INFORMATION SUPPLIED start

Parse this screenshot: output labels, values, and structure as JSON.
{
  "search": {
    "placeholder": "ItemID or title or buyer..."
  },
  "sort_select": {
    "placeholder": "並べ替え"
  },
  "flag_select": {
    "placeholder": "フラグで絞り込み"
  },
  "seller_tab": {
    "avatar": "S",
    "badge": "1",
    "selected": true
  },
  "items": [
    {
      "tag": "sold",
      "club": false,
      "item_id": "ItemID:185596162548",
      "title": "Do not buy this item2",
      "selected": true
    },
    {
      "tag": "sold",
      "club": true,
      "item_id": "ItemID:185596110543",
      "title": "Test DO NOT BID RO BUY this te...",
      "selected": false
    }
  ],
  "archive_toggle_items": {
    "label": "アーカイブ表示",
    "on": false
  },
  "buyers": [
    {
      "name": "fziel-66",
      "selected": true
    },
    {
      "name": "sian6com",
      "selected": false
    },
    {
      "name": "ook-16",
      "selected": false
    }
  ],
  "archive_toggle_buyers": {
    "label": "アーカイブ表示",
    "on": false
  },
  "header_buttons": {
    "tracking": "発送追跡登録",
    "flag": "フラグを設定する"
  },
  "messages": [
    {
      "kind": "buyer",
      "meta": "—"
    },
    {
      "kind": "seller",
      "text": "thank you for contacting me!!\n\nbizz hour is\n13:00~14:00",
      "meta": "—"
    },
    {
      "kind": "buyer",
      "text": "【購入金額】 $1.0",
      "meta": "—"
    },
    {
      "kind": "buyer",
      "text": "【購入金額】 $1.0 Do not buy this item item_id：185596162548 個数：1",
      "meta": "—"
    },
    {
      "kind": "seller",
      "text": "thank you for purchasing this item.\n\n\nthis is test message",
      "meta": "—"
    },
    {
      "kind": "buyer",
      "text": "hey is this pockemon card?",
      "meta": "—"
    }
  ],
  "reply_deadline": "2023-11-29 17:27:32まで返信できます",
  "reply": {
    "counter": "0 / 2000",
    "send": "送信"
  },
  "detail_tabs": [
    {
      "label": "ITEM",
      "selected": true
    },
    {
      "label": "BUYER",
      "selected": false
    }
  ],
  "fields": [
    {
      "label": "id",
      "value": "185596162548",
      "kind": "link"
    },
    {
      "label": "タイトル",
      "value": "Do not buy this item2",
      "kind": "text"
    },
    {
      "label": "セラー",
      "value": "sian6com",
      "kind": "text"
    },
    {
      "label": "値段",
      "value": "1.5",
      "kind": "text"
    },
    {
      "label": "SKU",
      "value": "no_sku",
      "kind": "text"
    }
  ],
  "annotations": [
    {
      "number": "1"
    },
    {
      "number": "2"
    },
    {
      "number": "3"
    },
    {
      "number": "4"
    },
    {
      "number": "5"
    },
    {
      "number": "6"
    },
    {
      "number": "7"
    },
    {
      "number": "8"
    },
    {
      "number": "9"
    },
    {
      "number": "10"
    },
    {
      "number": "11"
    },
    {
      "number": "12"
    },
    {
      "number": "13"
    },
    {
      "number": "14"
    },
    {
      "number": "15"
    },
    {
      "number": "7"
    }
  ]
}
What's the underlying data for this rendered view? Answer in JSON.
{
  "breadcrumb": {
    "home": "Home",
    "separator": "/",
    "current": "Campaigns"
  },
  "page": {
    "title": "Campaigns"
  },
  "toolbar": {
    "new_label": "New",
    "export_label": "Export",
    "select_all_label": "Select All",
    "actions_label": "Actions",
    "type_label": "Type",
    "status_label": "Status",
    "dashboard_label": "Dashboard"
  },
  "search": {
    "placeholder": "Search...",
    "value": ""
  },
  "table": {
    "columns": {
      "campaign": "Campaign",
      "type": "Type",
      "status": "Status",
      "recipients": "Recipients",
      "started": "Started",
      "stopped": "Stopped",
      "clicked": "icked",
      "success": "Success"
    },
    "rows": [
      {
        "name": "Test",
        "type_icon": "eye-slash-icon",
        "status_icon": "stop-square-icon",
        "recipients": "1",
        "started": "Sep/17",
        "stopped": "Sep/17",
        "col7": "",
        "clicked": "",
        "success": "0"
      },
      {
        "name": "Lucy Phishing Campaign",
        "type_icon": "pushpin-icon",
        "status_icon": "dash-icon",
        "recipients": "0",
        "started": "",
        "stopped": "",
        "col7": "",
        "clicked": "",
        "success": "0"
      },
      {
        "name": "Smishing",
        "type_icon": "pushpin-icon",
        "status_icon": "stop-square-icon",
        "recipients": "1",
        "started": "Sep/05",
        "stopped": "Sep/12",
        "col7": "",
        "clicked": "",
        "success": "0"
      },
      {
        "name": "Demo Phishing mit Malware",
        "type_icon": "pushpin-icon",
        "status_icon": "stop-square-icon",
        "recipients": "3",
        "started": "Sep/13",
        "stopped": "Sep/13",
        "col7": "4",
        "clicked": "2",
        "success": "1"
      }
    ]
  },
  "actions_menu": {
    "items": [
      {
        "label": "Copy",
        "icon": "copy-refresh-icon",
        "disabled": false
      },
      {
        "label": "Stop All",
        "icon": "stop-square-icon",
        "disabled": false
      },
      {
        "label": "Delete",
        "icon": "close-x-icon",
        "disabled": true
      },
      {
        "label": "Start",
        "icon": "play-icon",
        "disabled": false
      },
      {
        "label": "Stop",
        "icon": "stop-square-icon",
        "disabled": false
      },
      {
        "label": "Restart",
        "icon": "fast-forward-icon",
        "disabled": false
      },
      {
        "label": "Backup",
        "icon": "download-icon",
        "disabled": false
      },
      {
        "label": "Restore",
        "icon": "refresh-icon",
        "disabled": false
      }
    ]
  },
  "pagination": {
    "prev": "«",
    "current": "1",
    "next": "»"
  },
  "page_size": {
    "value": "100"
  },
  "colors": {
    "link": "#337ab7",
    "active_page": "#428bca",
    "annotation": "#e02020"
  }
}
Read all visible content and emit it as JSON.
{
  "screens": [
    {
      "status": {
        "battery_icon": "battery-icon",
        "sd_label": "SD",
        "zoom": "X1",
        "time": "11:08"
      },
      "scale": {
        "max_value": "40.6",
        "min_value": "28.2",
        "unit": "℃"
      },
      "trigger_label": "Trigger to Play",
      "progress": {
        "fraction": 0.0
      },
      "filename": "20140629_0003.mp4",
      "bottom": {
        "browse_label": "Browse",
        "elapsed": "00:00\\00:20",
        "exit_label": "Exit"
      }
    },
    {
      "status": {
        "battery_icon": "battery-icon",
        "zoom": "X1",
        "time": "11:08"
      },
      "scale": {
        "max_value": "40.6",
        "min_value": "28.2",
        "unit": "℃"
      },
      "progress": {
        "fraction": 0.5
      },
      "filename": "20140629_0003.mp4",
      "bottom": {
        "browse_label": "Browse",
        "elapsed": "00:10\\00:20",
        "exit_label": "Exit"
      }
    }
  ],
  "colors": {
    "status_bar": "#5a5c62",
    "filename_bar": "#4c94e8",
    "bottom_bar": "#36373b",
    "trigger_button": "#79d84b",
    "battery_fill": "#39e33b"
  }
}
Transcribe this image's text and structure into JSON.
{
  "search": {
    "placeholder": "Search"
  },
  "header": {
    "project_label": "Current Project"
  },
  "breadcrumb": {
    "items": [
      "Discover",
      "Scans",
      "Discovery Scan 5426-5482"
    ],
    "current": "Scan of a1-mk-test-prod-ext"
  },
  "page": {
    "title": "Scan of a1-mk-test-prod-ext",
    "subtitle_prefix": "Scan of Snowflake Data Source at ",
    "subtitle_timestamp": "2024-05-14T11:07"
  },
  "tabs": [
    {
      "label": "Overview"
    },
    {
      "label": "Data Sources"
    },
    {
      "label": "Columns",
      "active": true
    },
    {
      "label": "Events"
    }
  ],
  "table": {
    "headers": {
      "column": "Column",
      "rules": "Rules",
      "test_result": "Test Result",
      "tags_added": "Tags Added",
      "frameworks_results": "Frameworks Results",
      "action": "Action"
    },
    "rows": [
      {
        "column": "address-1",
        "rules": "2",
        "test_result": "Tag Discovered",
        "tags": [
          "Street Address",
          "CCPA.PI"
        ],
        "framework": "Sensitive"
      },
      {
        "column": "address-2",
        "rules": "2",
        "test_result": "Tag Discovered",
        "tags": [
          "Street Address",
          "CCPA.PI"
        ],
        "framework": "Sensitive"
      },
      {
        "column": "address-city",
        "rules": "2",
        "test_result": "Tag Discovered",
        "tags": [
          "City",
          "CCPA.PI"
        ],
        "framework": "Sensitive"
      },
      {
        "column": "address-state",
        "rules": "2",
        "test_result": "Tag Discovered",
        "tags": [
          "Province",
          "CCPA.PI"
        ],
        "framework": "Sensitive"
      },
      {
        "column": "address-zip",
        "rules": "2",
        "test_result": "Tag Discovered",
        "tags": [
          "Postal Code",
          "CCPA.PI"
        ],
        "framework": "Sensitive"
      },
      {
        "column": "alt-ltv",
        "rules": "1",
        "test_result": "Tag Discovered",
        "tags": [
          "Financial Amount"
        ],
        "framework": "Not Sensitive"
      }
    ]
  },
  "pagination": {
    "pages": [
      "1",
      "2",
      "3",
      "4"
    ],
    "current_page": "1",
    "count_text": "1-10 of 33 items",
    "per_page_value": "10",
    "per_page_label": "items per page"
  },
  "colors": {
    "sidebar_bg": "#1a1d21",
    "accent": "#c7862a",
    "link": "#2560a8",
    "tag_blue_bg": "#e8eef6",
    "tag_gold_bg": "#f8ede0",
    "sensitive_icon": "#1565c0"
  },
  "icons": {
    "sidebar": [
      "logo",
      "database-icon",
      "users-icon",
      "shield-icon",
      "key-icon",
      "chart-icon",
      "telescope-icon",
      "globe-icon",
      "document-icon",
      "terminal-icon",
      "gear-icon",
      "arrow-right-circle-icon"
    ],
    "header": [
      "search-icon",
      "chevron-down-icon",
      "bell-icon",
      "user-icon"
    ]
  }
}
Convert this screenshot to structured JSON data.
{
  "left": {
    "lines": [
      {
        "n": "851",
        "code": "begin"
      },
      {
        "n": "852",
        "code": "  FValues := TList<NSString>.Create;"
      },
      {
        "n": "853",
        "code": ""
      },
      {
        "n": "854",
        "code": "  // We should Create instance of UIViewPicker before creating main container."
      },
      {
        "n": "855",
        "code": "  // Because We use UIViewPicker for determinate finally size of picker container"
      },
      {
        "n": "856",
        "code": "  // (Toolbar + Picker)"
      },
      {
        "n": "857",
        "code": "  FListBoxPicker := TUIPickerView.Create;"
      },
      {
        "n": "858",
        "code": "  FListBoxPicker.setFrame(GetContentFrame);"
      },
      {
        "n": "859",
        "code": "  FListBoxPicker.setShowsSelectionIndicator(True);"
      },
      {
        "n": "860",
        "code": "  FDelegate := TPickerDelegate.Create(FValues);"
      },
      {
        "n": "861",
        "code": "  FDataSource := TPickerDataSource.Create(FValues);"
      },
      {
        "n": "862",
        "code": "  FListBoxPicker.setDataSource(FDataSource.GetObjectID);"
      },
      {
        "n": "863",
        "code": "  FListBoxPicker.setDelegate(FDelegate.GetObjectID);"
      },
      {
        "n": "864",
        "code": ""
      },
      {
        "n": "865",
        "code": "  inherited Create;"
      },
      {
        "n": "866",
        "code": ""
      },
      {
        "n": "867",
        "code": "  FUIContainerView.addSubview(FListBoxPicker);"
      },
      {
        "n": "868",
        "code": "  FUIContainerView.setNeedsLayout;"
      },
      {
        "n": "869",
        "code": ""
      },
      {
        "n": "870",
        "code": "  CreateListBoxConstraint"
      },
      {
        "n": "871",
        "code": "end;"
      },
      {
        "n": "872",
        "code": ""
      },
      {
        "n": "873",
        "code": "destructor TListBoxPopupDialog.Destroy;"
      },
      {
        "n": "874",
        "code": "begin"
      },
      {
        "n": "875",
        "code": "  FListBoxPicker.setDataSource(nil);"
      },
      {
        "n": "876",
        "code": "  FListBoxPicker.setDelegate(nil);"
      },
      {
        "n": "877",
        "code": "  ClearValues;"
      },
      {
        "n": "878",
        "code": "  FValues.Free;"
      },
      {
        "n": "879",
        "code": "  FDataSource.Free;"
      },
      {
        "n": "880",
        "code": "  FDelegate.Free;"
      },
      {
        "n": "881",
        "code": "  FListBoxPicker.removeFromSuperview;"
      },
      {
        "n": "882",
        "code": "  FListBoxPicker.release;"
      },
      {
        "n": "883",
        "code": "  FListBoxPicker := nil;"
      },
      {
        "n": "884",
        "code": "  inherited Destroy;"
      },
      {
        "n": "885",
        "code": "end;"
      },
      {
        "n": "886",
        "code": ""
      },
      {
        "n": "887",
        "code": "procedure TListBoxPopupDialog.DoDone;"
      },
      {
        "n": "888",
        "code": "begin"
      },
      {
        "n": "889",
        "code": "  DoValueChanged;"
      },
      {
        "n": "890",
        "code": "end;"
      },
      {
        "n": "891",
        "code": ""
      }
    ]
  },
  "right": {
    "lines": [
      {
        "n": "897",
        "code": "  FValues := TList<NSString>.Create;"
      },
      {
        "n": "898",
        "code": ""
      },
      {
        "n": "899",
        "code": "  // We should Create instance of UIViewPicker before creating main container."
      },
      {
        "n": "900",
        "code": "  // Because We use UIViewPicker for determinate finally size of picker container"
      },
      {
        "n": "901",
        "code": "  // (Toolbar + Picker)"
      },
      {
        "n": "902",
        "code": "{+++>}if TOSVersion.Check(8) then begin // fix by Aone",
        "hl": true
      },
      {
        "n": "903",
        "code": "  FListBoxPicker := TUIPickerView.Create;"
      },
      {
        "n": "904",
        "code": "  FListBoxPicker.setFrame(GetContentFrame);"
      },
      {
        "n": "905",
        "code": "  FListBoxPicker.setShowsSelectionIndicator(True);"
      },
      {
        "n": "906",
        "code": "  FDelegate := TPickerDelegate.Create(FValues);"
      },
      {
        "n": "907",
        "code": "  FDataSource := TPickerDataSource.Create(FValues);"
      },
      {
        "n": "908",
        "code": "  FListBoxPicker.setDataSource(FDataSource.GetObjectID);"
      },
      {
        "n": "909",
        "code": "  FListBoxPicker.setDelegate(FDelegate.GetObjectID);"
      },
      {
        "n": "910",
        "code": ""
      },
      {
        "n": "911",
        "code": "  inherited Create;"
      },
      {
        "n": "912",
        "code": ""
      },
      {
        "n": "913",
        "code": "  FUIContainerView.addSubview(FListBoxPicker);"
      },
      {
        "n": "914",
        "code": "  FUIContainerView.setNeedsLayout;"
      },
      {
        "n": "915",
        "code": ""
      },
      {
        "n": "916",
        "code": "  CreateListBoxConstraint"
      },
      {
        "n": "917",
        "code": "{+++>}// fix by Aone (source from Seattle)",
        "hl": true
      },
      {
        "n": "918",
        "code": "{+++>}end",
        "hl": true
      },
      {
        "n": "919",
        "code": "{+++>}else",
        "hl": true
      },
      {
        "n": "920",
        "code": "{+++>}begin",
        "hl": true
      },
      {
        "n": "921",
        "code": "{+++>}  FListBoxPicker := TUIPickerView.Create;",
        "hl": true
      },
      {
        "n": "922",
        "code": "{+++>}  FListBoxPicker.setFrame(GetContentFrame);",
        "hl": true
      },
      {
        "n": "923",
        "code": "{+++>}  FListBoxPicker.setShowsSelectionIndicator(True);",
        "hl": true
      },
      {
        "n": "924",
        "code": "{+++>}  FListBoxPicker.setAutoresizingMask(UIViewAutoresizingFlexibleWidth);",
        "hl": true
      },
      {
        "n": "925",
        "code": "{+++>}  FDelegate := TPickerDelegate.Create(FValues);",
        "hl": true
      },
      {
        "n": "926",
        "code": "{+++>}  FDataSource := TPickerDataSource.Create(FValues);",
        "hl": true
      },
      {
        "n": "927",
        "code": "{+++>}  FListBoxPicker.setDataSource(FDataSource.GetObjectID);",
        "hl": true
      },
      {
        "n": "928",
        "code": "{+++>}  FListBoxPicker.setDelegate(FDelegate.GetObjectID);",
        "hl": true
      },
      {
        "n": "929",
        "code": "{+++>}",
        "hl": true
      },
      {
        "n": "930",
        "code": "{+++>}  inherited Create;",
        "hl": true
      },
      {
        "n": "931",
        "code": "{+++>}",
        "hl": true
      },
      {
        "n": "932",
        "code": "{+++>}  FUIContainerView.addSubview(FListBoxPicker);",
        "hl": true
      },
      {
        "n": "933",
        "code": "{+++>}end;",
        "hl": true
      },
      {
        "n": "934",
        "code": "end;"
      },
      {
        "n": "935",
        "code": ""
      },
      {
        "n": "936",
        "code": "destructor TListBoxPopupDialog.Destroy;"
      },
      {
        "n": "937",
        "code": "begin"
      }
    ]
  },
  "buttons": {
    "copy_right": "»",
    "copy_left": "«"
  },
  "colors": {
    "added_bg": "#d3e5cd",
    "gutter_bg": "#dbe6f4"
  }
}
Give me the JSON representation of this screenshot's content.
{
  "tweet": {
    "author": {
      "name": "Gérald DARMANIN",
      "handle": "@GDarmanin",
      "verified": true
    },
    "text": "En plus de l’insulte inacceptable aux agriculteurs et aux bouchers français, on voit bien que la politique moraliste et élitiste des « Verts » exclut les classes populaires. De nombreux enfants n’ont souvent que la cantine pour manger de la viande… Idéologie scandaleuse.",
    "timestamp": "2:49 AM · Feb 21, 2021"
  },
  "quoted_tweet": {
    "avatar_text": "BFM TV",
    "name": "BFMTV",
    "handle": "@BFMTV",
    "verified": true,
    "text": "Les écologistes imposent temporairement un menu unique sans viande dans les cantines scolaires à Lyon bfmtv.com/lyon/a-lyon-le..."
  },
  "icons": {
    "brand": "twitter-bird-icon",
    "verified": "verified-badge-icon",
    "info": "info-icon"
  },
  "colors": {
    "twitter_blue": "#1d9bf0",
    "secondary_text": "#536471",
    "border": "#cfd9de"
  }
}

INFORMATION SUPPLIED end

» **EXERCISE AIM**
Go through the records and copy each line with "thank" in it.

» **WRITTEN SOLUTION**
      "text": "thank you for contacting me!!\n\nbizz hour is\n13:00~14:00",
      "text": "thank you for purchasing this item.\n\n\nthis is test message",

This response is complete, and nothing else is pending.